━━━━━ Material provided

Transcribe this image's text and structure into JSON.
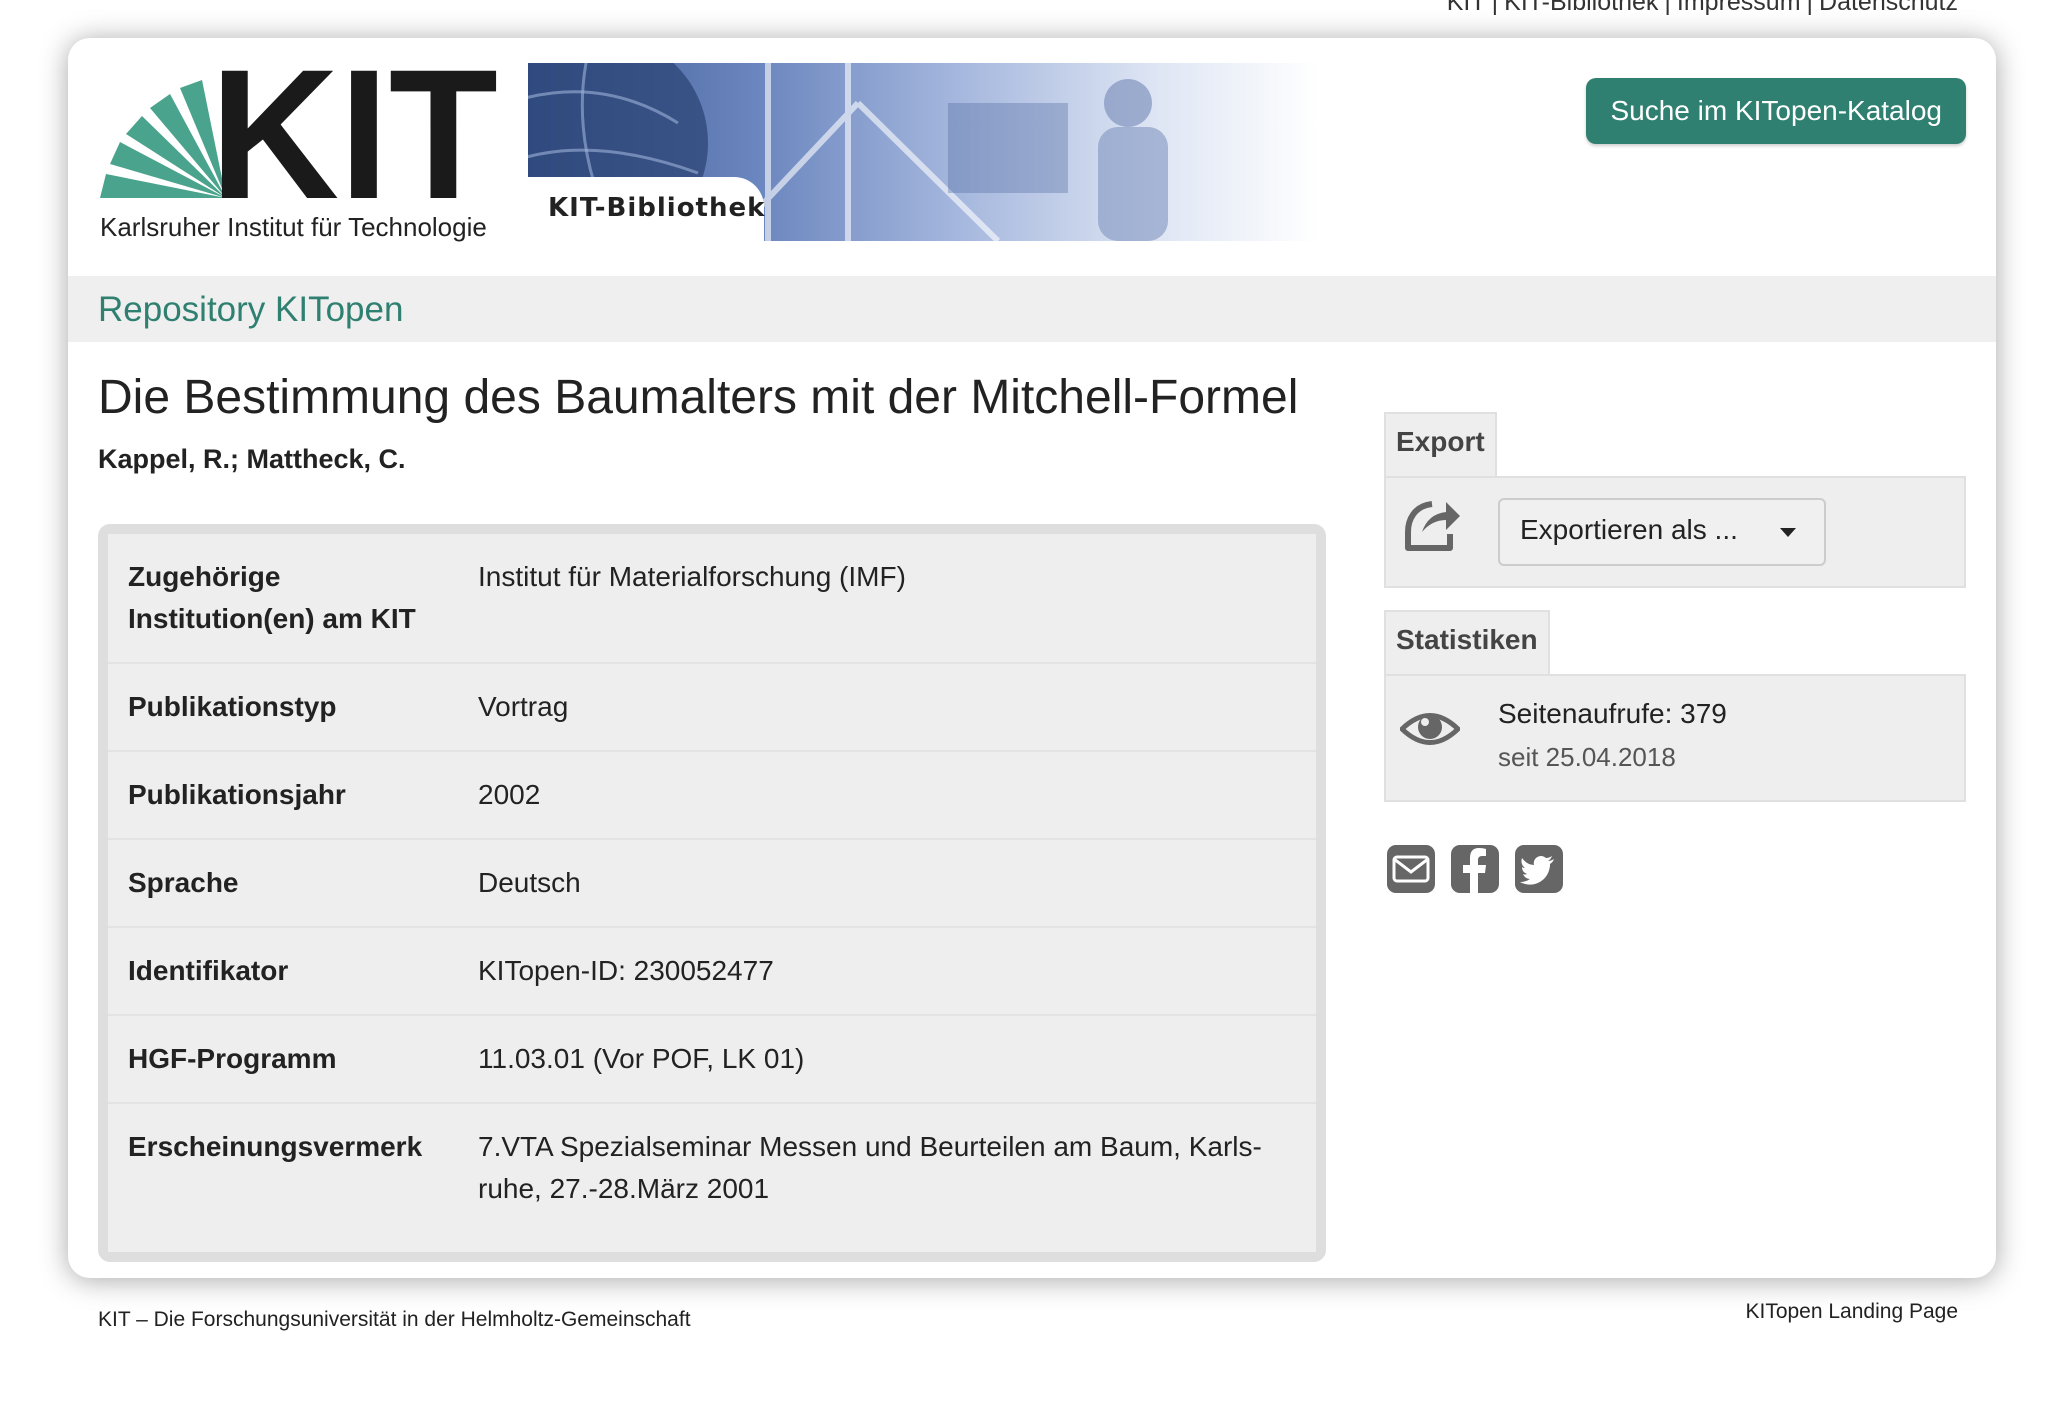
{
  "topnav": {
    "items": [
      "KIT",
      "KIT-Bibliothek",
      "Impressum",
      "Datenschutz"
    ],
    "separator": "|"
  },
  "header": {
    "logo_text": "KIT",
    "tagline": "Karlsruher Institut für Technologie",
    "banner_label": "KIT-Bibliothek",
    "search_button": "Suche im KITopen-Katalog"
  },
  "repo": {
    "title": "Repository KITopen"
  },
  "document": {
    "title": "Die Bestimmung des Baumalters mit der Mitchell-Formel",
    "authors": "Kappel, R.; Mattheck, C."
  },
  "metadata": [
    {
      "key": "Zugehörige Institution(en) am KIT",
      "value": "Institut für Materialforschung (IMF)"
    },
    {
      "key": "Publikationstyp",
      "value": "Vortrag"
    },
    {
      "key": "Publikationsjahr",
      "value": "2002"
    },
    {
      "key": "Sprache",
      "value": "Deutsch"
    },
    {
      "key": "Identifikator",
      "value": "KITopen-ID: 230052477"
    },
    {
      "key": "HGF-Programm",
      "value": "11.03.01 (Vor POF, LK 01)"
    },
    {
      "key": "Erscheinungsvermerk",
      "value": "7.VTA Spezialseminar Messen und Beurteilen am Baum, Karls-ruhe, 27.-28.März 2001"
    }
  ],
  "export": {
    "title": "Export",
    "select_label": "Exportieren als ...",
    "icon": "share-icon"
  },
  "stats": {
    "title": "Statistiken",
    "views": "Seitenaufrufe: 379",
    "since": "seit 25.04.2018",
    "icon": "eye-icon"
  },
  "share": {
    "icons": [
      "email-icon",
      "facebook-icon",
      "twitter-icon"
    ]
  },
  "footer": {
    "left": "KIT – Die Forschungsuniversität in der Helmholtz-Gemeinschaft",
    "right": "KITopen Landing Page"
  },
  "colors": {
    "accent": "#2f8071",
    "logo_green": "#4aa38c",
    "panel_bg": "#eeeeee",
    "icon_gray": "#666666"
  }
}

━━━━━━━━━━

● **Aim of the task**: Gather up every line in the data above that contains the word "title", copying each one.

● **Task result**:
    "title": "Repository KITopen"
    "title": "Die Bestimmung des Baumalters mit der Mitchell-Formel",
    "title": "Export",
    "title": "Statistiken",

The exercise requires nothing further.